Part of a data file
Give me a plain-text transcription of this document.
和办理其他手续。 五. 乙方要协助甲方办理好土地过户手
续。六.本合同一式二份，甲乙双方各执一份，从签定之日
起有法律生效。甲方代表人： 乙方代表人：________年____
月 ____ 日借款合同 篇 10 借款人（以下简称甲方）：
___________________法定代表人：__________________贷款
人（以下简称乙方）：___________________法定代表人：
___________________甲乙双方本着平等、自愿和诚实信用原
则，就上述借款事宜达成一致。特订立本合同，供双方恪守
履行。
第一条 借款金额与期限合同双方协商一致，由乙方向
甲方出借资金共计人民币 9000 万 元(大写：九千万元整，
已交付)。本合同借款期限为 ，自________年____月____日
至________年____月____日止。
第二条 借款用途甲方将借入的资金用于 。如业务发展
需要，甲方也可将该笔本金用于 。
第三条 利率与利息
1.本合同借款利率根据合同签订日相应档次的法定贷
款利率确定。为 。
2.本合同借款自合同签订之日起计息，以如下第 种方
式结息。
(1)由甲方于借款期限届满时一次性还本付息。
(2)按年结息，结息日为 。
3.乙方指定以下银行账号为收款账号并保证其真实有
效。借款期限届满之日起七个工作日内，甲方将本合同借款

• **Task objective**
Return all of the above records exactly, leaving no line out.

• **Task output**
Give me a plain-text transcription of this document.
和办理其他手续。 五. 乙方要协助甲方办理好土地过户手
续。六.本合同一式二份，甲乙双方各执一份，从签定之日
起有法律生效。甲方代表人： 乙方代表人：________年____
月 ____ 日借款合同 篇 10 借款人（以下简称甲方）：
___________________法定代表人：__________________贷款
人（以下简称乙方）：___________________法定代表人：
___________________甲乙双方本着平等、自愿和诚实信用原
则，就上述借款事宜达成一致。特订立本合同，供双方恪守
履行。
第一条 借款金额与期限合同双方协商一致，由乙方向
甲方出借资金共计人民币 9000 万 元(大写：九千万元整，
已交付)。本合同借款期限为 ，自________年____月____日
至________年____月____日止。
第二条 借款用途甲方将借入的资金用于 。如业务发展
需要，甲方也可将该笔本金用于 。
第三条 利率与利息
1.本合同借款利率根据合同签订日相应档次的法定贷
款利率确定。为 。
2.本合同借款自合同签订之日起计息，以如下第 种方
式结息。
(1)由甲方于借款期限届满时一次性还本付息。
(2)按年结息，结息日为 。
3.乙方指定以下银行账号为收款账号并保证其真实有
效。借款期限届满之日起七个工作日内，甲方将本合同借款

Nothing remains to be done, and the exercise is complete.